-- THE REQUEST --
Copy out exactly the lines from the one containing "Output the text content of this document." to the last line of the records below, both included, and leave out any pictures.

Part of a data file:
++++

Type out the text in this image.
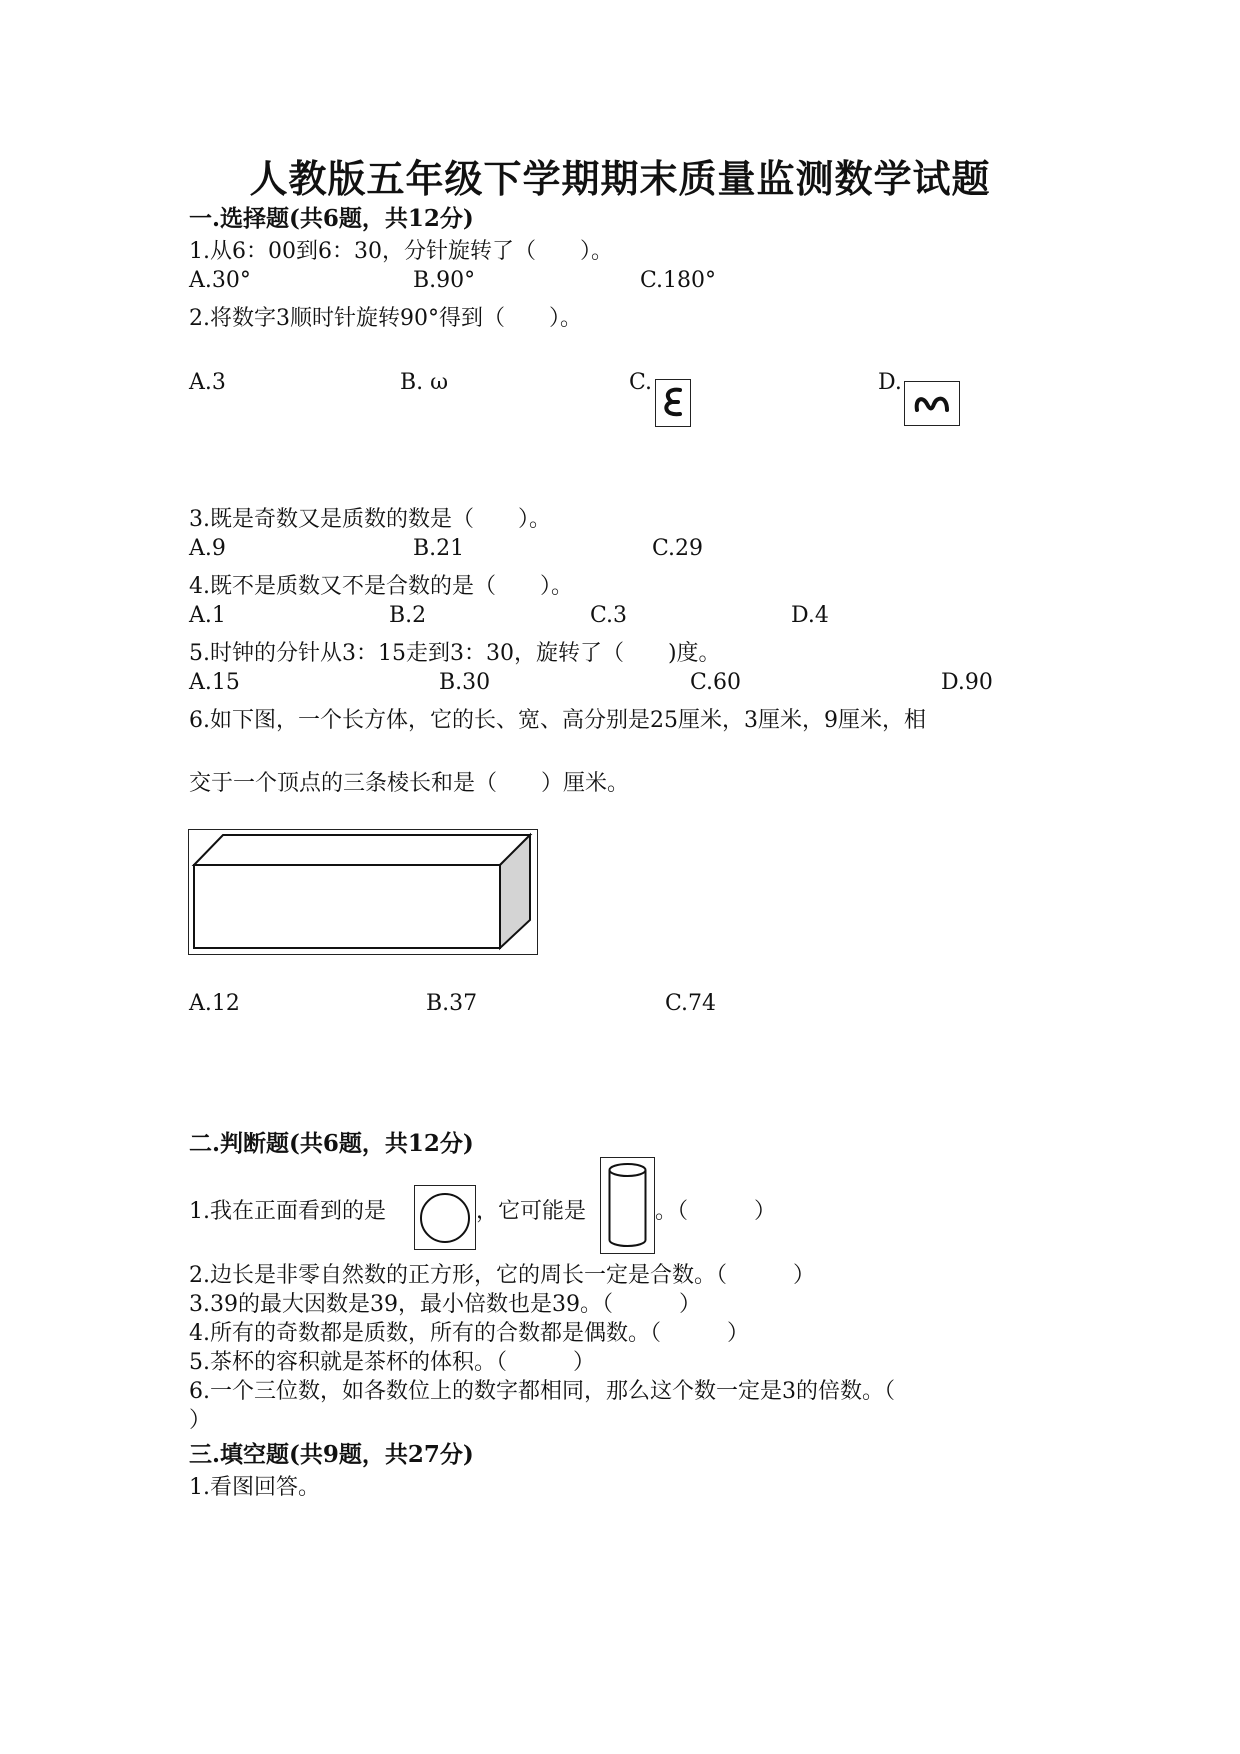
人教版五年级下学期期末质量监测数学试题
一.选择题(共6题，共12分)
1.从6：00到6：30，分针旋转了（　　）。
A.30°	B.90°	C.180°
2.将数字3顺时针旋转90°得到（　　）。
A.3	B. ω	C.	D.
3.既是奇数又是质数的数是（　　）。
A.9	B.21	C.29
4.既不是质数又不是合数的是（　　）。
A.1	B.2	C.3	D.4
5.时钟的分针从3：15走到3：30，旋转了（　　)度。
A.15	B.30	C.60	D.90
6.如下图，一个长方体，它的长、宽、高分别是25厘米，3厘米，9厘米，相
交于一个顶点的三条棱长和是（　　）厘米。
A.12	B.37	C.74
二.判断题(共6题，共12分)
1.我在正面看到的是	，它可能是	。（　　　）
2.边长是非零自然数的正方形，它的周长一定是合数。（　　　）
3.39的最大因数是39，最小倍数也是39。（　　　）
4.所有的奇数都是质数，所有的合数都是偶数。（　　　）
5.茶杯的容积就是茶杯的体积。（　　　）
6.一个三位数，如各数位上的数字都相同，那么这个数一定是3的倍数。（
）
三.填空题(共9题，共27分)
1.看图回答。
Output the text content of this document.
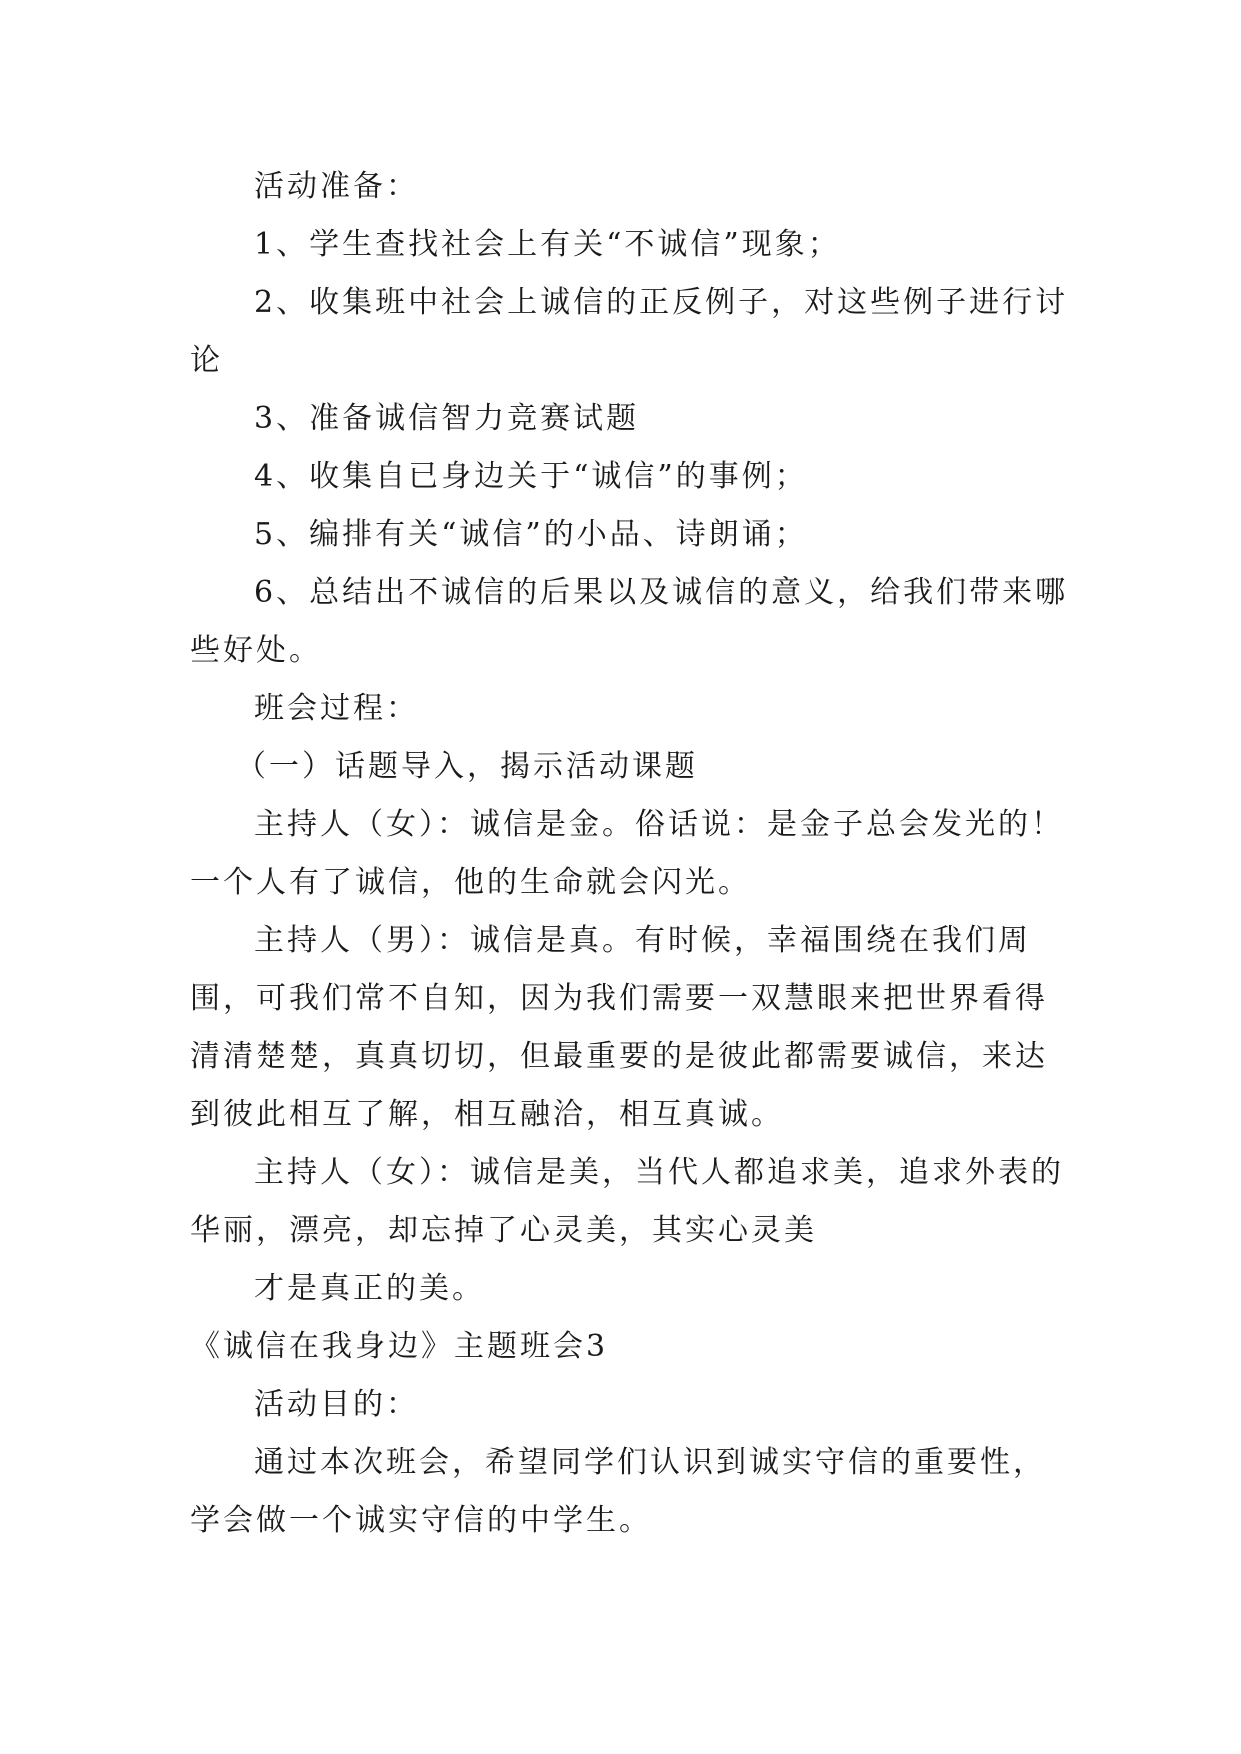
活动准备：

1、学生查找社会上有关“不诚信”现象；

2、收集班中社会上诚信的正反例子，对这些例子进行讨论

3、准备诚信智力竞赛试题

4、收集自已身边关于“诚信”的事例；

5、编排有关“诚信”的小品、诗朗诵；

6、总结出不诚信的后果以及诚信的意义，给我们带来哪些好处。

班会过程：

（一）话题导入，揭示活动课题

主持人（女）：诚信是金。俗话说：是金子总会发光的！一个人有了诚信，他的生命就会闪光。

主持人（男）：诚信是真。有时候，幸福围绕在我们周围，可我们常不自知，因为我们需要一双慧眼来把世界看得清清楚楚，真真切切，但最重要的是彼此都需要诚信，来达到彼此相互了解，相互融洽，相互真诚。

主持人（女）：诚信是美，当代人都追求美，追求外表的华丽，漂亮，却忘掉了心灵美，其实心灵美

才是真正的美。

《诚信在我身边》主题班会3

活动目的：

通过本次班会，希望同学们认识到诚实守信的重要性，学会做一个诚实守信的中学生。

++++

-- THE COMPLETED TASK --
Output the text content of this document.
活动准备：

1、学生查找社会上有关“不诚信”现象；

2、收集班中社会上诚信的正反例子，对这些例子进行讨论

3、准备诚信智力竞赛试题

4、收集自已身边关于“诚信”的事例；

5、编排有关“诚信”的小品、诗朗诵；

6、总结出不诚信的后果以及诚信的意义，给我们带来哪些好处。

班会过程：

（一）话题导入，揭示活动课题

主持人（女）：诚信是金。俗话说：是金子总会发光的！一个人有了诚信，他的生命就会闪光。

主持人（男）：诚信是真。有时候，幸福围绕在我们周围，可我们常不自知，因为我们需要一双慧眼来把世界看得清清楚楚，真真切切，但最重要的是彼此都需要诚信，来达到彼此相互了解，相互融洽，相互真诚。

主持人（女）：诚信是美，当代人都追求美，追求外表的华丽，漂亮，却忘掉了心灵美，其实心灵美

才是真正的美。

《诚信在我身边》主题班会3

活动目的：

通过本次班会，希望同学们认识到诚实守信的重要性，学会做一个诚实守信的中学生。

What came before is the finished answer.